### EXERCISE DESCRIPTION
Where a line contains the string "name", copy that line.

━━ MATERIAL FOR THIS EXERCISE ━━

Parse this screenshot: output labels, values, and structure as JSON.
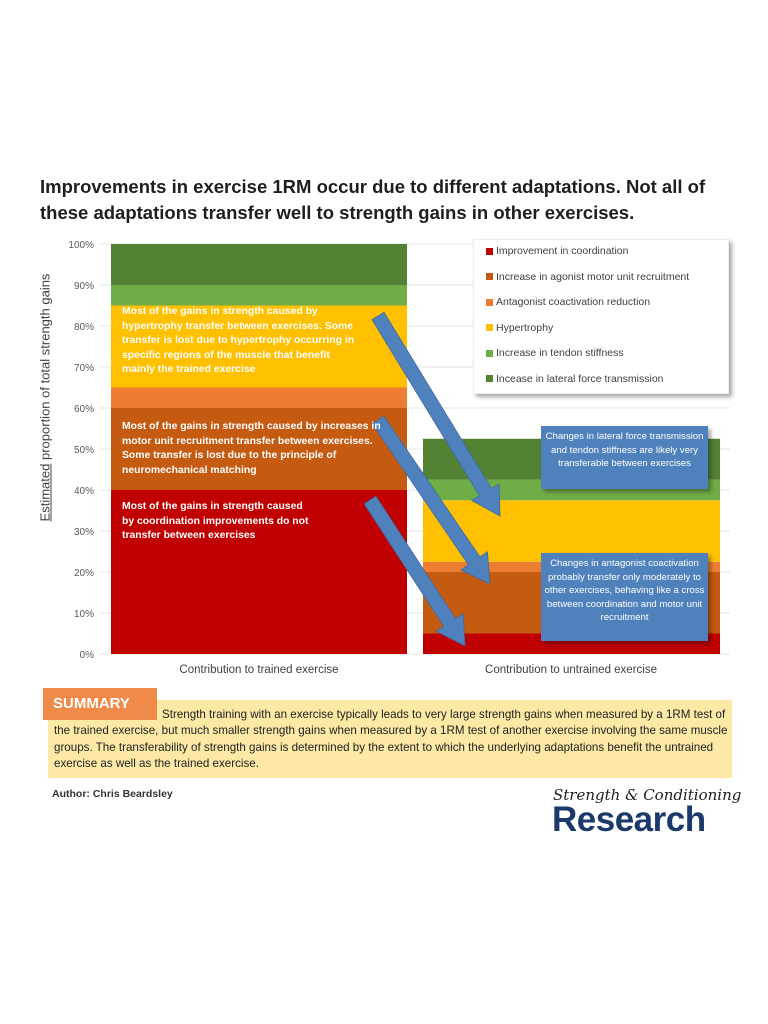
{
  "title": "Improvements in exercise 1RM occur due to different adaptations. Not all of these adaptations transfer well to strength gains in other exercises.",
  "chart_data": {
    "type": "bar",
    "stacked": true,
    "categories": [
      "Contribution to trained exercise",
      "Contribution to untrained exercise"
    ],
    "ylabel_underlined": "Estimated",
    "ylabel_rest": " proportion of total strength gains",
    "ylim": [
      0,
      100
    ],
    "yticks": [
      "0%",
      "10%",
      "20%",
      "30%",
      "40%",
      "50%",
      "60%",
      "70%",
      "80%",
      "90%",
      "100%"
    ],
    "grid": true,
    "legend_position": "top-right",
    "series": [
      {
        "name": "Improvement in coordination",
        "color": "#c00000",
        "values": [
          40,
          5
        ]
      },
      {
        "name": "Increase in agonist motor unit recruitment",
        "color": "#c55a11",
        "values": [
          20,
          15
        ]
      },
      {
        "name": "Antagonist coactivation reduction",
        "color": "#ed7d31",
        "values": [
          5,
          2.5
        ]
      },
      {
        "name": "Hypertrophy",
        "color": "#ffc000",
        "values": [
          20,
          15
        ]
      },
      {
        "name": "Increase in tendon stiffness",
        "color": "#70ad47",
        "values": [
          5,
          5
        ]
      },
      {
        "name": "Incease in lateral force transmission",
        "color": "#548235",
        "values": [
          10,
          10
        ]
      }
    ],
    "annotations": {
      "hypertrophy": "Most of the gains in strength caused by hypertrophy transfer between exercises. Some transfer is lost due to hypertrophy occurring in specific regions of the muscle that benefit mainly the trained exercise",
      "motor_unit": "Most of the gains in strength caused by increases in motor unit recruitment transfer between exercises. Some transfer is lost due to the principle of neuromechanical matching",
      "coordination": "Most of the gains in strength caused by coordination improvements do not transfer between exercises",
      "callout_lateral": "Changes in lateral force transmission and tendon stiffness are likely very transferable between exercises",
      "callout_antagonist": "Changes in antagonist coactivation probably transfer only moderately to other exercises, behaving like a cross between coordination and motor unit recruitment"
    },
    "arrow_color": "#4f81bd"
  },
  "summary": {
    "label": "SUMMARY",
    "text": "Strength training with an exercise typically leads to very large strength gains when measured by a 1RM test of the trained exercise, but much smaller strength gains when measured by a 1RM test of another exercise involving the same muscle groups. The transferability of strength gains is determined by the extent to which the underlying adaptations benefit the untrained exercise as well as the trained exercise."
  },
  "author": "Author: Chris Beardsley",
  "logo": {
    "top": "Strength & Conditioning",
    "bottom": "Research"
  }
}
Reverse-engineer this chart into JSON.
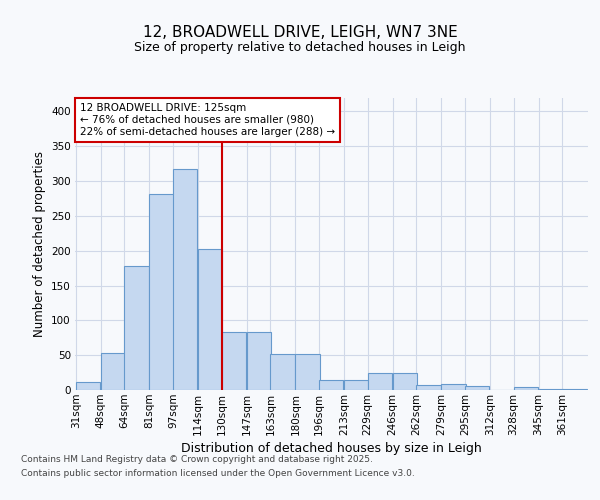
{
  "title_line1": "12, BROADWELL DRIVE, LEIGH, WN7 3NE",
  "title_line2": "Size of property relative to detached houses in Leigh",
  "xlabel": "Distribution of detached houses by size in Leigh",
  "ylabel": "Number of detached properties",
  "bin_labels": [
    "31sqm",
    "48sqm",
    "64sqm",
    "81sqm",
    "97sqm",
    "114sqm",
    "130sqm",
    "147sqm",
    "163sqm",
    "180sqm",
    "196sqm",
    "213sqm",
    "229sqm",
    "246sqm",
    "262sqm",
    "279sqm",
    "295sqm",
    "312sqm",
    "328sqm",
    "345sqm",
    "361sqm"
  ],
  "bar_values": [
    12,
    53,
    178,
    282,
    317,
    203,
    84,
    84,
    51,
    51,
    15,
    15,
    24,
    24,
    7,
    8,
    6,
    0,
    5,
    2,
    1
  ],
  "bar_color": "#c5d8f0",
  "bar_edge_color": "#6699cc",
  "vline_x_idx": 6,
  "vline_color": "#cc0000",
  "annotation_title": "12 BROADWELL DRIVE: 125sqm",
  "annotation_line2": "← 76% of detached houses are smaller (980)",
  "annotation_line3": "22% of semi-detached houses are larger (288) →",
  "annotation_box_facecolor": "white",
  "annotation_box_edgecolor": "#cc0000",
  "ylim": [
    0,
    420
  ],
  "yticks": [
    0,
    50,
    100,
    150,
    200,
    250,
    300,
    350,
    400
  ],
  "footer_line1": "Contains HM Land Registry data © Crown copyright and database right 2025.",
  "footer_line2": "Contains public sector information licensed under the Open Government Licence v3.0.",
  "bg_color": "#f7f9fc",
  "grid_color": "#d0d8e8",
  "title1_fontsize": 11,
  "title2_fontsize": 9,
  "ylabel_fontsize": 8.5,
  "xlabel_fontsize": 9,
  "tick_fontsize": 7.5,
  "footer_fontsize": 6.5
}
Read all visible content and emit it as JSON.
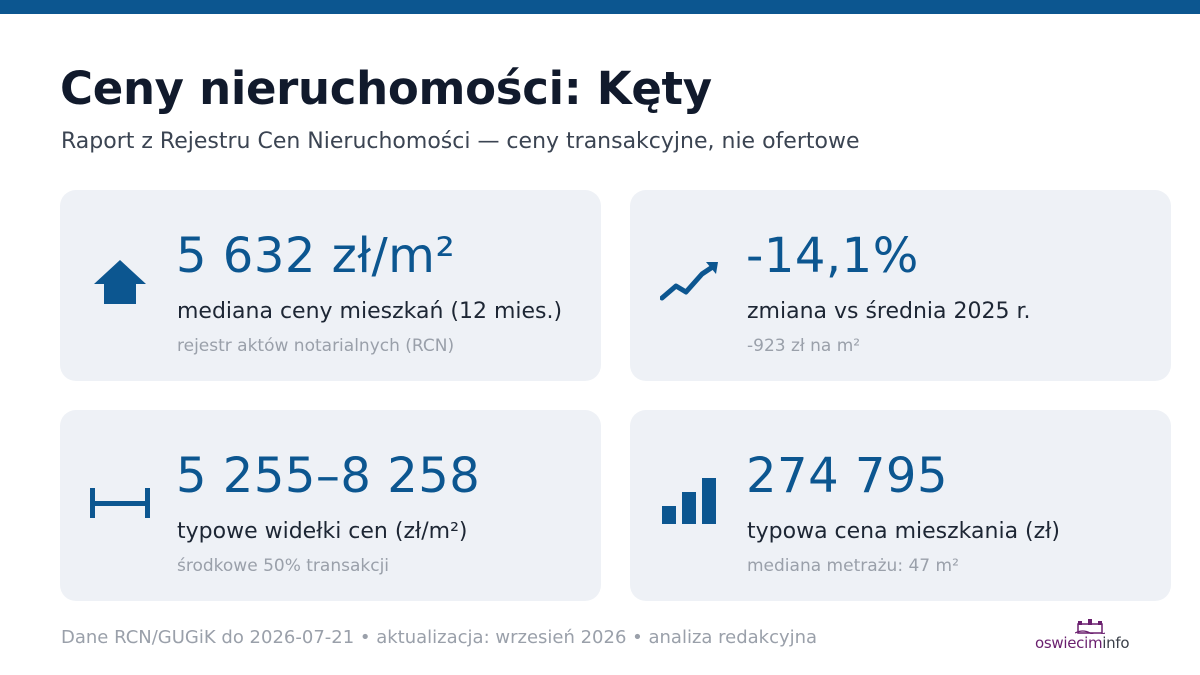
{
  "header": {
    "title": "Ceny nieruchomości: Kęty",
    "subtitle": "Raport z Rejestru Cen Nieruchomości — ceny transakcyjne, nie ofertowe"
  },
  "colors": {
    "accent": "#0c5690",
    "card_background": "#eef1f6",
    "title_text": "#111a2c",
    "muted_text": "#9aa0aa",
    "brand_purple": "#6a1f6e"
  },
  "cards": [
    {
      "icon": "house-icon",
      "value": "5 632 zł/m²",
      "label": "mediana ceny mieszkań (12 mies.)",
      "note": "rejestr aktów notarialnych (RCN)"
    },
    {
      "icon": "trend-line-icon",
      "value": "-14,1%",
      "label": "zmiana vs średnia 2025 r.",
      "note": "-923 zł na m²"
    },
    {
      "icon": "range-icon",
      "value": "5 255–8 258",
      "label": "typowe widełki cen (zł/m²)",
      "note": "środkowe 50% transakcji"
    },
    {
      "icon": "bar-chart-icon",
      "value": "274 795",
      "label": "typowa cena mieszkania (zł)",
      "note": "mediana metrażu: 47 m²"
    }
  ],
  "footer": {
    "text": "Dane RCN/GUGiK do 2026-07-21 • aktualizacja: wrzesień 2026 • analiza redakcyjna"
  },
  "brand": {
    "part1": "oswiecim",
    "part2": "info",
    "icon": "castle-logo-icon"
  }
}
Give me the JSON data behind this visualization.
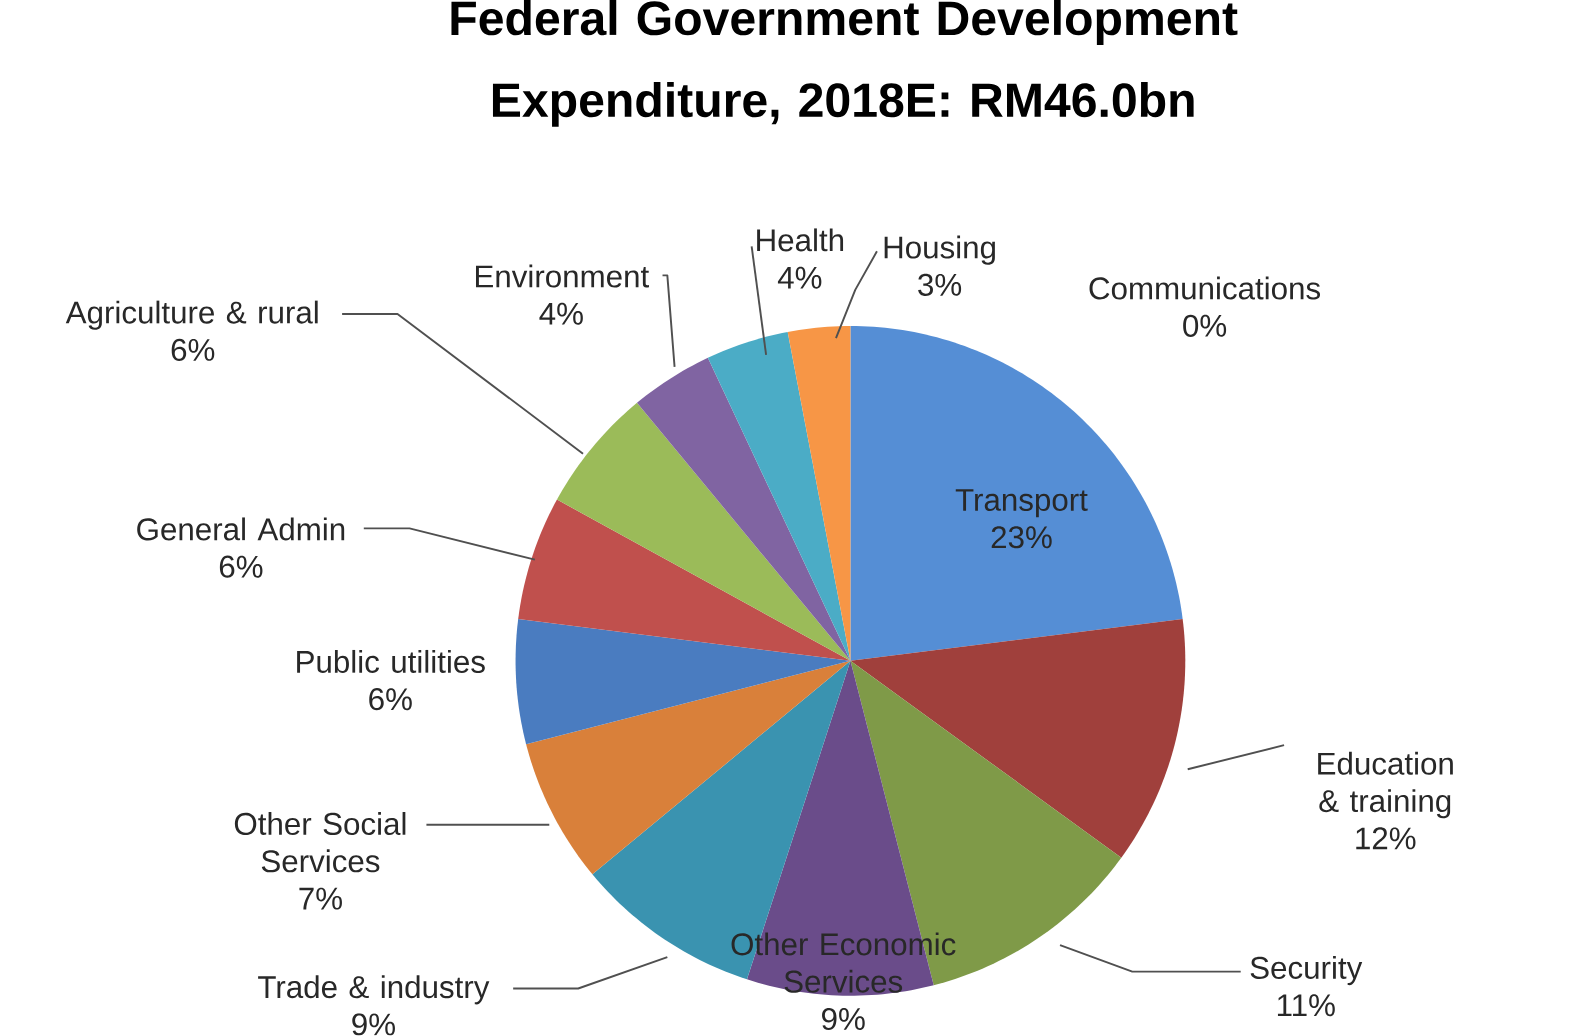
{
  "chart_data": {
    "type": "pie",
    "title": "Federal Government Development Expenditure, 2018E: RM46.0bn",
    "categories": [
      "Transport",
      "Education & training",
      "Security",
      "Other Economic Services",
      "Trade & industry",
      "Other Social Services",
      "Public utilities",
      "General Admin",
      "Agriculture & rural",
      "Environment",
      "Health",
      "Housing",
      "Communications"
    ],
    "values": [
      23,
      12,
      11,
      9,
      9,
      7,
      6,
      6,
      6,
      4,
      4,
      3,
      0
    ],
    "value_labels": [
      "23%",
      "12%",
      "11%",
      "9%",
      "9%",
      "7%",
      "6%",
      "6%",
      "6%",
      "4%",
      "4%",
      "3%",
      "0%"
    ],
    "colors": [
      "#558ed5",
      "#a0403c",
      "#7f9a48",
      "#6a4c8a",
      "#3a93b0",
      "#d9803a",
      "#4a7cc0",
      "#c0504d",
      "#9bbb59",
      "#8064a2",
      "#4bacc6",
      "#f79646",
      "#a6a6a6"
    ]
  }
}
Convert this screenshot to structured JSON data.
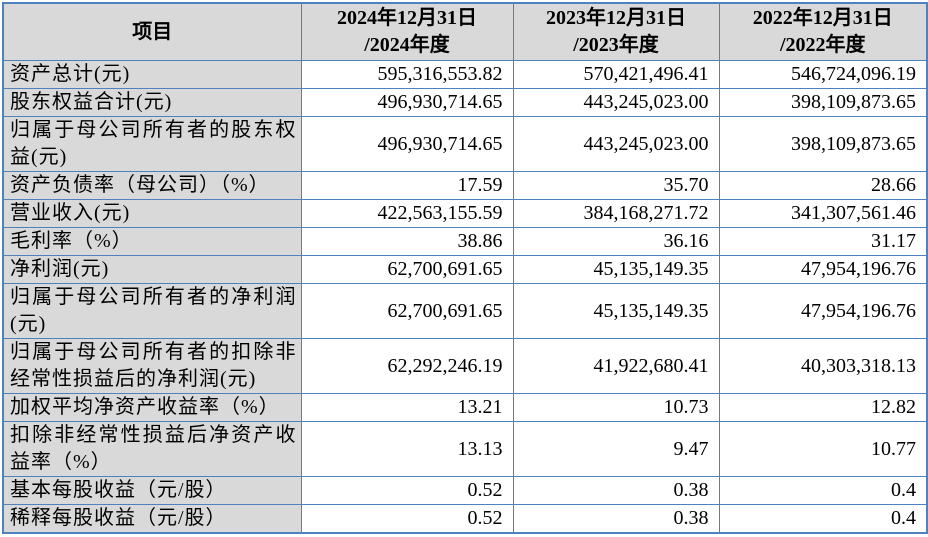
{
  "table": {
    "colors": {
      "border": "#4f81bd",
      "header_bg": "#d9d9d9",
      "label_col_bg": "#d9d9d9",
      "cell_bg": "#ffffff",
      "text": "#000000"
    },
    "header": {
      "item_label": "项目",
      "columns": [
        {
          "line1": "2024年12月31日",
          "line2": "/2024年度"
        },
        {
          "line1": "2023年12月31日",
          "line2": "/2023年度"
        },
        {
          "line1": "2022年12月31日",
          "line2": "/2022年度"
        }
      ]
    },
    "rows": [
      {
        "label": "资产总计(元)",
        "values": [
          "595,316,553.82",
          "570,421,496.41",
          "546,724,096.19"
        ]
      },
      {
        "label": "股东权益合计(元)",
        "values": [
          "496,930,714.65",
          "443,245,023.00",
          "398,109,873.65"
        ]
      },
      {
        "label": "归属于母公司所有者的股东权益(元)",
        "values": [
          "496,930,714.65",
          "443,245,023.00",
          "398,109,873.65"
        ]
      },
      {
        "label": "资产负债率（母公司）（%）",
        "values": [
          "17.59",
          "35.70",
          "28.66"
        ]
      },
      {
        "label": "营业收入(元)",
        "values": [
          "422,563,155.59",
          "384,168,271.72",
          "341,307,561.46"
        ]
      },
      {
        "label": "毛利率（%）",
        "values": [
          "38.86",
          "36.16",
          "31.17"
        ]
      },
      {
        "label": "净利润(元)",
        "values": [
          "62,700,691.65",
          "45,135,149.35",
          "47,954,196.76"
        ]
      },
      {
        "label": "归属于母公司所有者的净利润(元)",
        "values": [
          "62,700,691.65",
          "45,135,149.35",
          "47,954,196.76"
        ]
      },
      {
        "label": "归属于母公司所有者的扣除非经常性损益后的净利润(元)",
        "values": [
          "62,292,246.19",
          "41,922,680.41",
          "40,303,318.13"
        ]
      },
      {
        "label": "加权平均净资产收益率（%）",
        "values": [
          "13.21",
          "10.73",
          "12.82"
        ]
      },
      {
        "label": "扣除非经常性损益后净资产收益率（%）",
        "values": [
          "13.13",
          "9.47",
          "10.77"
        ]
      },
      {
        "label": "基本每股收益（元/股）",
        "values": [
          "0.52",
          "0.38",
          "0.4"
        ]
      },
      {
        "label": "稀释每股收益（元/股）",
        "values": [
          "0.52",
          "0.38",
          "0.4"
        ]
      }
    ]
  }
}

━━━

### CORRECT ANSWER
        "name": "Improvement in coordination",
        "name": "Increase in agonist motor unit recruitment",
        "name": "Antagonist coactivation reduction",
        "name": "Hypertrophy",
        "name": "Increase in tendon stiffness",
        "name": "Incease in lateral force transmission",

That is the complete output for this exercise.